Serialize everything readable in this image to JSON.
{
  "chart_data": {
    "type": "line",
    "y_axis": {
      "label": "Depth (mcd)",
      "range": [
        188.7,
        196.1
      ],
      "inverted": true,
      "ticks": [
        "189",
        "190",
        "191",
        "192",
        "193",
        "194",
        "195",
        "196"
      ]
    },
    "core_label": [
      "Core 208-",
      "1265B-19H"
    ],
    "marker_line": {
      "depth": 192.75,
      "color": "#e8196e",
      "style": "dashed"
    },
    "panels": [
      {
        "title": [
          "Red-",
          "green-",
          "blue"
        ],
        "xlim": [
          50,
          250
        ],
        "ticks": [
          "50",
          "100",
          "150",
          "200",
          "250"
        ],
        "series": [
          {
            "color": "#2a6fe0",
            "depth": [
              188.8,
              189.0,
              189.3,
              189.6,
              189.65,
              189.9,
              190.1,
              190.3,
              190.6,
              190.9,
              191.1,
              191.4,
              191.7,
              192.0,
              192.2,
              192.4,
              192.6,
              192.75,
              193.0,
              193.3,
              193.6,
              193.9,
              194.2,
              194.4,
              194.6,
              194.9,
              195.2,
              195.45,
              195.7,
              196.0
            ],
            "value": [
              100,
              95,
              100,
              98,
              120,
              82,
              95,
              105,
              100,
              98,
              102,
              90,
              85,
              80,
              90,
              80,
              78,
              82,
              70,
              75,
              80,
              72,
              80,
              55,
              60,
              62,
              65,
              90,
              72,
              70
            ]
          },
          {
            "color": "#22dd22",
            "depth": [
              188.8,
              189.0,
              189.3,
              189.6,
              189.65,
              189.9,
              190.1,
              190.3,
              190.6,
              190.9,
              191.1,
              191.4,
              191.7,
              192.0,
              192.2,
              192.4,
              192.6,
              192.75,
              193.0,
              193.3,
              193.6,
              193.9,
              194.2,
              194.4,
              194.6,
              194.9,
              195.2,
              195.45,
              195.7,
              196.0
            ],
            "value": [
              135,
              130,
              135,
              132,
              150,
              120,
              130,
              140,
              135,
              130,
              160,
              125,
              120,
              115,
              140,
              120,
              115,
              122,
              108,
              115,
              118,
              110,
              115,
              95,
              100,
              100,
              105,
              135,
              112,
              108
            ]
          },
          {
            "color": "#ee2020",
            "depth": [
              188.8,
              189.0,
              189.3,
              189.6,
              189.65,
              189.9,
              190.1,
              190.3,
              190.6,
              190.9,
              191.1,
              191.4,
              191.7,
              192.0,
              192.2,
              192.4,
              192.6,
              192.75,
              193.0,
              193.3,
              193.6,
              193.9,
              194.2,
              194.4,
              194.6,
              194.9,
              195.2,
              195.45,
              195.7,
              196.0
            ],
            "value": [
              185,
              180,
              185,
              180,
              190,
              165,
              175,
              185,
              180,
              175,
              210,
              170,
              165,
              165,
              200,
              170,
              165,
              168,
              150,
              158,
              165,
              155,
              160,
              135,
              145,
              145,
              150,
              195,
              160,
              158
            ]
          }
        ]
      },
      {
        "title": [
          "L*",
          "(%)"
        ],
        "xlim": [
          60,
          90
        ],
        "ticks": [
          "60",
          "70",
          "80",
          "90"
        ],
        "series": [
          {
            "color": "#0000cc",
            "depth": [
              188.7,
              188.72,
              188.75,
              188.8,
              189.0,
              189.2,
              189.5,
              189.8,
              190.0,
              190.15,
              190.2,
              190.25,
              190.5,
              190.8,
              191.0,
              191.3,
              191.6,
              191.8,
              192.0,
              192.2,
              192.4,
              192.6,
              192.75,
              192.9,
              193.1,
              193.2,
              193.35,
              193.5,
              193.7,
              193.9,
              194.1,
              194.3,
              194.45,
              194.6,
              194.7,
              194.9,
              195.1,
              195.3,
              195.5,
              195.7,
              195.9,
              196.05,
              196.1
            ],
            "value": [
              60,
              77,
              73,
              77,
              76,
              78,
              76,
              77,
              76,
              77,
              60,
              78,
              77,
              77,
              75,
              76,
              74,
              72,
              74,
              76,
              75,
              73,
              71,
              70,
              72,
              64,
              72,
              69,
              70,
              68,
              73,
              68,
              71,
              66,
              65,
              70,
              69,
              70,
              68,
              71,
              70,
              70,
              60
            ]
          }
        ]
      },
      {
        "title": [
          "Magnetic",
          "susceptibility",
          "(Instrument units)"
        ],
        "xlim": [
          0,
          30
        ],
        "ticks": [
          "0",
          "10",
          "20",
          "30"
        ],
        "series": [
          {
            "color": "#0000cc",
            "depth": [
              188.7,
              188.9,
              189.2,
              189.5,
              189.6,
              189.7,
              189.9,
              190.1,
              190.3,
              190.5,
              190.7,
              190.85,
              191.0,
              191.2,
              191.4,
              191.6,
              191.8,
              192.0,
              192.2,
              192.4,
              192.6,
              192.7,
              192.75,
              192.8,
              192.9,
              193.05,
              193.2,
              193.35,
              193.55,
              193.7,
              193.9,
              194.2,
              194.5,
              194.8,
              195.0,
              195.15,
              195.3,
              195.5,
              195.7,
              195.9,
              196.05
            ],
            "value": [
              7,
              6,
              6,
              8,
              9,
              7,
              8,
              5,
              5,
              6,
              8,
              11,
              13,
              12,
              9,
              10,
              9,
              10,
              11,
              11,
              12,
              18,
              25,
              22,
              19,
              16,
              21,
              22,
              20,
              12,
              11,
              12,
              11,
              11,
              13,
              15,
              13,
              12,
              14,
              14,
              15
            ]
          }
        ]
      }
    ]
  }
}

(Written exercise): All of the entries should be written out again exactly.

(The completed task):
Serialize everything readable in this image to JSON.
{
  "chart_data": {
    "type": "line",
    "y_axis": {
      "label": "Depth (mcd)",
      "range": [
        188.7,
        196.1
      ],
      "inverted": true,
      "ticks": [
        "189",
        "190",
        "191",
        "192",
        "193",
        "194",
        "195",
        "196"
      ]
    },
    "core_label": [
      "Core 208-",
      "1265B-19H"
    ],
    "marker_line": {
      "depth": 192.75,
      "color": "#e8196e",
      "style": "dashed"
    },
    "panels": [
      {
        "title": [
          "Red-",
          "green-",
          "blue"
        ],
        "xlim": [
          50,
          250
        ],
        "ticks": [
          "50",
          "100",
          "150",
          "200",
          "250"
        ],
        "series": [
          {
            "color": "#2a6fe0",
            "depth": [
              188.8,
              189.0,
              189.3,
              189.6,
              189.65,
              189.9,
              190.1,
              190.3,
              190.6,
              190.9,
              191.1,
              191.4,
              191.7,
              192.0,
              192.2,
              192.4,
              192.6,
              192.75,
              193.0,
              193.3,
              193.6,
              193.9,
              194.2,
              194.4,
              194.6,
              194.9,
              195.2,
              195.45,
              195.7,
              196.0
            ],
            "value": [
              100,
              95,
              100,
              98,
              120,
              82,
              95,
              105,
              100,
              98,
              102,
              90,
              85,
              80,
              90,
              80,
              78,
              82,
              70,
              75,
              80,
              72,
              80,
              55,
              60,
              62,
              65,
              90,
              72,
              70
            ]
          },
          {
            "color": "#22dd22",
            "depth": [
              188.8,
              189.0,
              189.3,
              189.6,
              189.65,
              189.9,
              190.1,
              190.3,
              190.6,
              190.9,
              191.1,
              191.4,
              191.7,
              192.0,
              192.2,
              192.4,
              192.6,
              192.75,
              193.0,
              193.3,
              193.6,
              193.9,
              194.2,
              194.4,
              194.6,
              194.9,
              195.2,
              195.45,
              195.7,
              196.0
            ],
            "value": [
              135,
              130,
              135,
              132,
              150,
              120,
              130,
              140,
              135,
              130,
              160,
              125,
              120,
              115,
              140,
              120,
              115,
              122,
              108,
              115,
              118,
              110,
              115,
              95,
              100,
              100,
              105,
              135,
              112,
              108
            ]
          },
          {
            "color": "#ee2020",
            "depth": [
              188.8,
              189.0,
              189.3,
              189.6,
              189.65,
              189.9,
              190.1,
              190.3,
              190.6,
              190.9,
              191.1,
              191.4,
              191.7,
              192.0,
              192.2,
              192.4,
              192.6,
              192.75,
              193.0,
              193.3,
              193.6,
              193.9,
              194.2,
              194.4,
              194.6,
              194.9,
              195.2,
              195.45,
              195.7,
              196.0
            ],
            "value": [
              185,
              180,
              185,
              180,
              190,
              165,
              175,
              185,
              180,
              175,
              210,
              170,
              165,
              165,
              200,
              170,
              165,
              168,
              150,
              158,
              165,
              155,
              160,
              135,
              145,
              145,
              150,
              195,
              160,
              158
            ]
          }
        ]
      },
      {
        "title": [
          "L*",
          "(%)"
        ],
        "xlim": [
          60,
          90
        ],
        "ticks": [
          "60",
          "70",
          "80",
          "90"
        ],
        "series": [
          {
            "color": "#0000cc",
            "depth": [
              188.7,
              188.72,
              188.75,
              188.8,
              189.0,
              189.2,
              189.5,
              189.8,
              190.0,
              190.15,
              190.2,
              190.25,
              190.5,
              190.8,
              191.0,
              191.3,
              191.6,
              191.8,
              192.0,
              192.2,
              192.4,
              192.6,
              192.75,
              192.9,
              193.1,
              193.2,
              193.35,
              193.5,
              193.7,
              193.9,
              194.1,
              194.3,
              194.45,
              194.6,
              194.7,
              194.9,
              195.1,
              195.3,
              195.5,
              195.7,
              195.9,
              196.05,
              196.1
            ],
            "value": [
              60,
              77,
              73,
              77,
              76,
              78,
              76,
              77,
              76,
              77,
              60,
              78,
              77,
              77,
              75,
              76,
              74,
              72,
              74,
              76,
              75,
              73,
              71,
              70,
              72,
              64,
              72,
              69,
              70,
              68,
              73,
              68,
              71,
              66,
              65,
              70,
              69,
              70,
              68,
              71,
              70,
              70,
              60
            ]
          }
        ]
      },
      {
        "title": [
          "Magnetic",
          "susceptibility",
          "(Instrument units)"
        ],
        "xlim": [
          0,
          30
        ],
        "ticks": [
          "0",
          "10",
          "20",
          "30"
        ],
        "series": [
          {
            "color": "#0000cc",
            "depth": [
              188.7,
              188.9,
              189.2,
              189.5,
              189.6,
              189.7,
              189.9,
              190.1,
              190.3,
              190.5,
              190.7,
              190.85,
              191.0,
              191.2,
              191.4,
              191.6,
              191.8,
              192.0,
              192.2,
              192.4,
              192.6,
              192.7,
              192.75,
              192.8,
              192.9,
              193.05,
              193.2,
              193.35,
              193.55,
              193.7,
              193.9,
              194.2,
              194.5,
              194.8,
              195.0,
              195.15,
              195.3,
              195.5,
              195.7,
              195.9,
              196.05
            ],
            "value": [
              7,
              6,
              6,
              8,
              9,
              7,
              8,
              5,
              5,
              6,
              8,
              11,
              13,
              12,
              9,
              10,
              9,
              10,
              11,
              11,
              12,
              18,
              25,
              22,
              19,
              16,
              21,
              22,
              20,
              12,
              11,
              12,
              11,
              11,
              13,
              15,
              13,
              12,
              14,
              14,
              15
            ]
          }
        ]
      }
    ]
  }
}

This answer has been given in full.